Extracted data entries:

·····

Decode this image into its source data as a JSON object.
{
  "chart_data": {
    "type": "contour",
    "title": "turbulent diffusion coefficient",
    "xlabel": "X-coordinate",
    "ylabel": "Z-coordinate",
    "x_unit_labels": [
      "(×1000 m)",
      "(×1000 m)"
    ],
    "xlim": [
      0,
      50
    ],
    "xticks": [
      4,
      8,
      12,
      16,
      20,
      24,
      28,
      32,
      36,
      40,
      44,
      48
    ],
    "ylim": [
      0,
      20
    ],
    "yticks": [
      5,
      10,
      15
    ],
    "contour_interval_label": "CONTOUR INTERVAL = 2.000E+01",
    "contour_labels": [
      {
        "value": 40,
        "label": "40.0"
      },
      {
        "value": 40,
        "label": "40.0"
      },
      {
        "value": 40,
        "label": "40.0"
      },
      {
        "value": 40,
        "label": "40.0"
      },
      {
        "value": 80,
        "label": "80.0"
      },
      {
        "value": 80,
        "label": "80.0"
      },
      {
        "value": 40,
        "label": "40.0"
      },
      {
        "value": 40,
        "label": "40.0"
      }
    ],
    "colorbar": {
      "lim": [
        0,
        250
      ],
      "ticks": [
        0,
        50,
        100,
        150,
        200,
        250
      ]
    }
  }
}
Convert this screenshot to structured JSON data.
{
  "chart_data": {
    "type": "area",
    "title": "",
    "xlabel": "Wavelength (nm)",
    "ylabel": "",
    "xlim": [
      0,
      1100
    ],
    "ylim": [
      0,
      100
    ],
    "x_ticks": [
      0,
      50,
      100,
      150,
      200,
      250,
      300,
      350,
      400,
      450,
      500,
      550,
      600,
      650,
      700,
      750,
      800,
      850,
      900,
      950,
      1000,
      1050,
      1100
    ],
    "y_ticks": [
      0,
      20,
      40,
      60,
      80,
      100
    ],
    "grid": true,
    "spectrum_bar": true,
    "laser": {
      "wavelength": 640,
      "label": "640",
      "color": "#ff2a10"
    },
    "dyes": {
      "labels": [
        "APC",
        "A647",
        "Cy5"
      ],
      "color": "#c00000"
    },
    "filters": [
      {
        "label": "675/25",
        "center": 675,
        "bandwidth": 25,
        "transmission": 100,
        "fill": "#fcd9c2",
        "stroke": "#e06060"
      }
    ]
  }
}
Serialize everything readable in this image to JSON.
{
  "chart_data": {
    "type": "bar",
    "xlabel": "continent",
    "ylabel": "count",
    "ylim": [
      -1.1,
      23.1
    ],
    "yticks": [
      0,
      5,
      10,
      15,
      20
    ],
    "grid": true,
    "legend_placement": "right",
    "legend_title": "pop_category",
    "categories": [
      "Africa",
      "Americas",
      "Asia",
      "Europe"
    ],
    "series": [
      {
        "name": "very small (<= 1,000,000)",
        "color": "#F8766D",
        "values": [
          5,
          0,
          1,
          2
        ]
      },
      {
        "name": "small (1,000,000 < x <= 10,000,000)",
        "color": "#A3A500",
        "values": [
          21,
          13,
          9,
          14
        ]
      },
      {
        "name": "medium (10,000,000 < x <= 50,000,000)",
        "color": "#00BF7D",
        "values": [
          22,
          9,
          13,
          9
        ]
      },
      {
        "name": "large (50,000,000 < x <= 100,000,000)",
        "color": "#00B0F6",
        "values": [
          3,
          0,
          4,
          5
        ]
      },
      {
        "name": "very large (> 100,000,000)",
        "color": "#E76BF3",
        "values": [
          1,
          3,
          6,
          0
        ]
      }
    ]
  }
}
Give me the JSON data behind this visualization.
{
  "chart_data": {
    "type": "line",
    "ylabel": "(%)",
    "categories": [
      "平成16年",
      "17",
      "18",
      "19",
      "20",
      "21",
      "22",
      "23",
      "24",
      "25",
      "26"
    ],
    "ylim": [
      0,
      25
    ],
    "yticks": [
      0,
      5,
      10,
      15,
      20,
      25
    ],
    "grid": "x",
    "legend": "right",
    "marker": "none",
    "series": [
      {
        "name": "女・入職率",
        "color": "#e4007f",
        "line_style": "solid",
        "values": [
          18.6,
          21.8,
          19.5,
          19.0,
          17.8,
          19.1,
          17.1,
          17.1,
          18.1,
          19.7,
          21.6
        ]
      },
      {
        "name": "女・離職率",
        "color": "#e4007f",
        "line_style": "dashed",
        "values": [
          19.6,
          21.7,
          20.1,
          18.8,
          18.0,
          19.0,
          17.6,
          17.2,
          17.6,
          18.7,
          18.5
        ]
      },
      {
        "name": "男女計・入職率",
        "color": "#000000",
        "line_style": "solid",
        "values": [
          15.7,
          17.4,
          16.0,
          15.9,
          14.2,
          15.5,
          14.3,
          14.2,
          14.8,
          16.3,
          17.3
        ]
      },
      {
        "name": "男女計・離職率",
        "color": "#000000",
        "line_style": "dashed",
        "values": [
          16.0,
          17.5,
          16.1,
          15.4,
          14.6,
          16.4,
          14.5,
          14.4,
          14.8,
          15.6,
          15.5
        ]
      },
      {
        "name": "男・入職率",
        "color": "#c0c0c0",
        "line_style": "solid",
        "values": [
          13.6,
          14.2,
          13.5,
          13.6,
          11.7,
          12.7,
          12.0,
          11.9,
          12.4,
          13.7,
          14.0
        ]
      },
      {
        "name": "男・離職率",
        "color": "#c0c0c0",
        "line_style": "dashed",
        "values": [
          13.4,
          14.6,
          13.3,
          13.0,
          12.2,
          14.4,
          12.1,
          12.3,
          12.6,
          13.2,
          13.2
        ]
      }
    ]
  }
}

·····

#### Exercise instructions
Gather each line in the data that holds the string "xlabel".

#### The response
    "xlabel": "X-coordinate",
    "xlabel": "Wavelength (nm)",
    "xlabel": "continent",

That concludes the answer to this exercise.